# Task to complete:
Return all of the entries word for word, but omit the pictures they contain.

********************

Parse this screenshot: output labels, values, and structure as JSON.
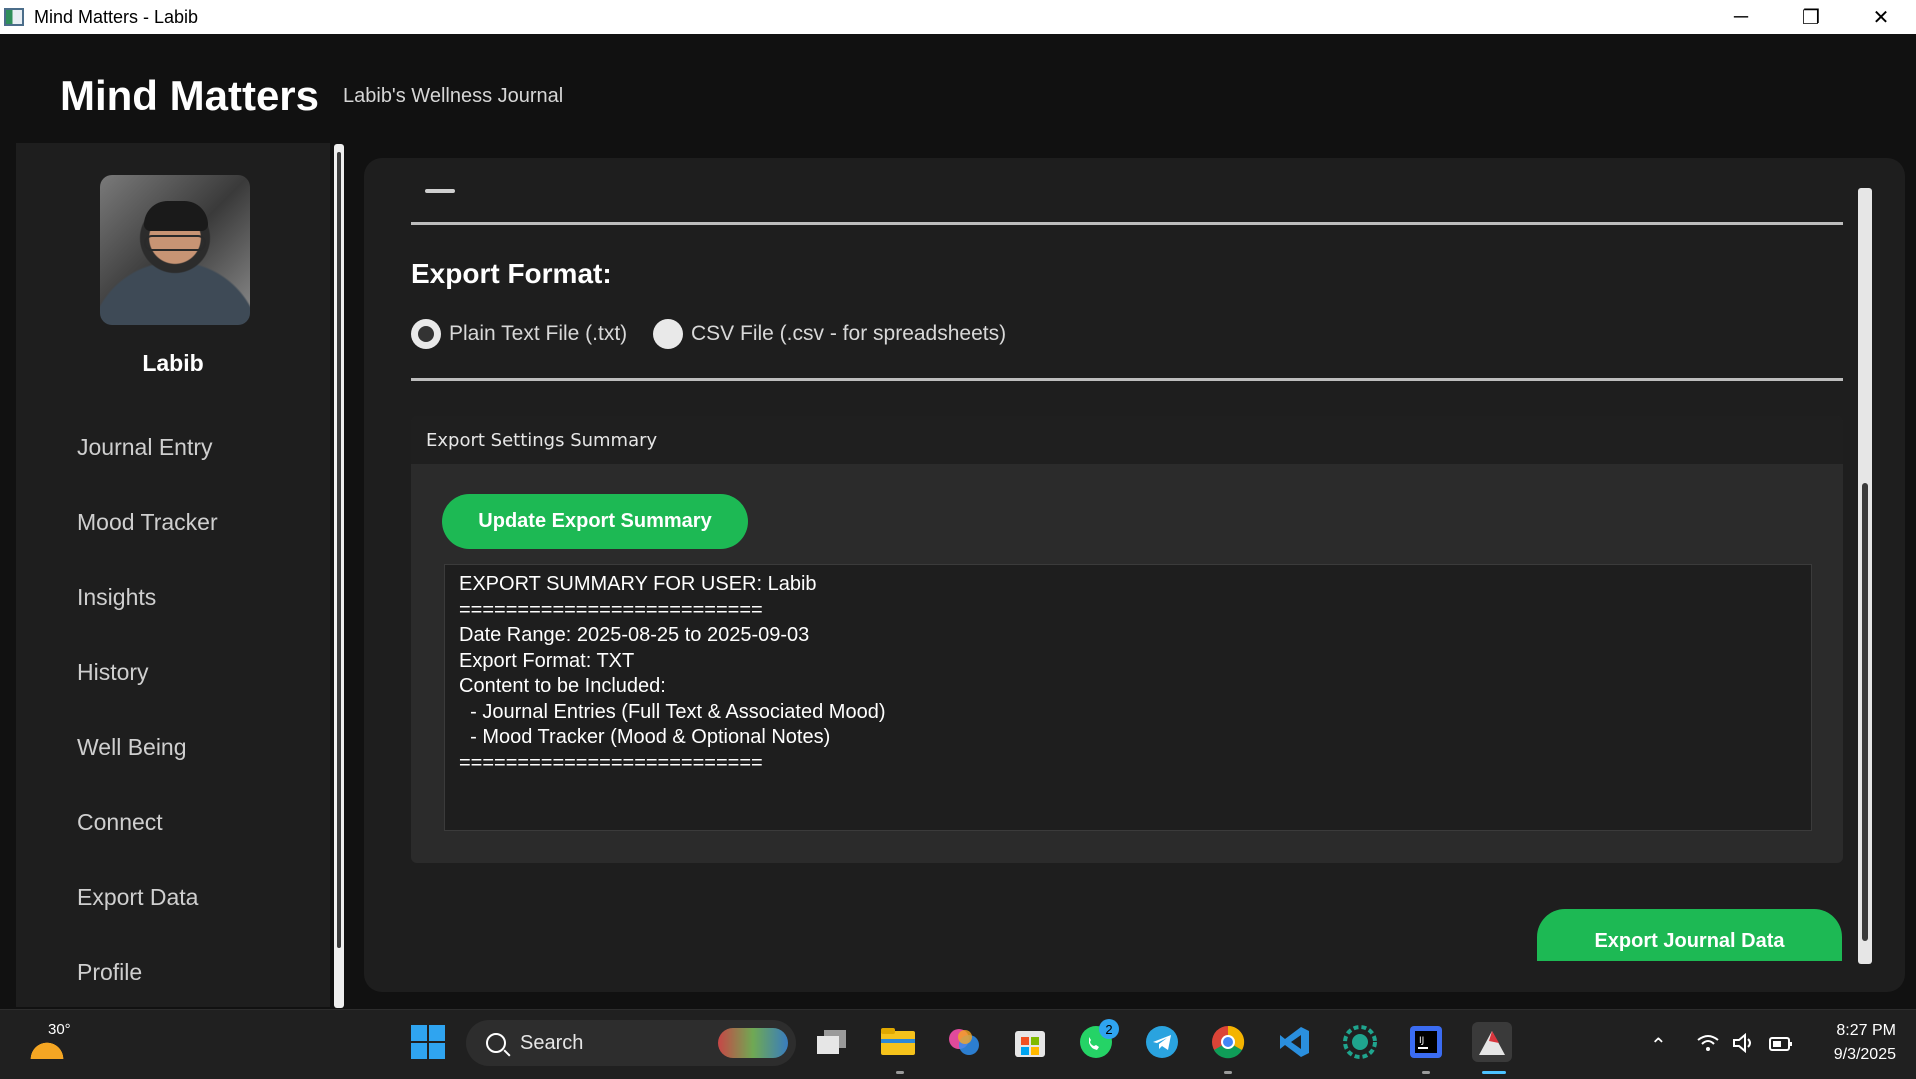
{
  "window": {
    "title": "Mind Matters - Labib",
    "minimize": "─",
    "restore": "❐",
    "close": "✕"
  },
  "header": {
    "title": "Mind Matters",
    "subtitle": "Labib's Wellness Journal"
  },
  "sidebar": {
    "user_name": "Labib",
    "items": [
      {
        "label": "Journal Entry"
      },
      {
        "label": "Mood Tracker"
      },
      {
        "label": "Insights"
      },
      {
        "label": "History"
      },
      {
        "label": "Well Being"
      },
      {
        "label": "Connect"
      },
      {
        "label": "Export Data"
      },
      {
        "label": "Profile"
      }
    ]
  },
  "main": {
    "export_format_title": "Export Format:",
    "format_options": [
      {
        "label": "Plain Text File (.txt)",
        "selected": true
      },
      {
        "label": "CSV File (.csv - for spreadsheets)",
        "selected": false
      }
    ],
    "summary_card_title": "Export Settings Summary",
    "update_button": "Update Export Summary",
    "summary_text": "EXPORT SUMMARY FOR USER: Labib\n==========================\nDate Range: 2025-08-25 to 2025-09-03\nExport Format: TXT\nContent to be Included:\n  - Journal Entries (Full Text & Associated Mood)\n  - Mood Tracker (Mood & Optional Notes)\n==========================",
    "export_button": "Export Journal Data"
  },
  "taskbar": {
    "weather_temp": "30°",
    "search_label": "Search",
    "whatsapp_badge": "2",
    "time": "8:27 PM",
    "date": "9/3/2025"
  },
  "colors": {
    "accent": "#1db954",
    "background": "#111111",
    "panel": "#1e1e1e"
  }
}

********************

# Task output:
Parse this screenshot: output labels, values, and structure as JSON.
{
  "window": {
    "title": "Mind Matters - Labib",
    "minimize": "─",
    "restore": "❐",
    "close": "✕"
  },
  "header": {
    "title": "Mind Matters",
    "subtitle": "Labib's Wellness Journal"
  },
  "sidebar": {
    "user_name": "Labib",
    "items": [
      {
        "label": "Journal Entry"
      },
      {
        "label": "Mood Tracker"
      },
      {
        "label": "Insights"
      },
      {
        "label": "History"
      },
      {
        "label": "Well Being"
      },
      {
        "label": "Connect"
      },
      {
        "label": "Export Data"
      },
      {
        "label": "Profile"
      }
    ]
  },
  "main": {
    "export_format_title": "Export Format:",
    "format_options": [
      {
        "label": "Plain Text File (.txt)",
        "selected": true
      },
      {
        "label": "CSV File (.csv - for spreadsheets)",
        "selected": false
      }
    ],
    "summary_card_title": "Export Settings Summary",
    "update_button": "Update Export Summary",
    "summary_text": "EXPORT SUMMARY FOR USER: Labib\n==========================\nDate Range: 2025-08-25 to 2025-09-03\nExport Format: TXT\nContent to be Included:\n  - Journal Entries (Full Text & Associated Mood)\n  - Mood Tracker (Mood & Optional Notes)\n==========================",
    "export_button": "Export Journal Data"
  },
  "taskbar": {
    "weather_temp": "30°",
    "search_label": "Search",
    "whatsapp_badge": "2",
    "time": "8:27 PM",
    "date": "9/3/2025"
  },
  "colors": {
    "accent": "#1db954",
    "background": "#111111",
    "panel": "#1e1e1e"
  }
}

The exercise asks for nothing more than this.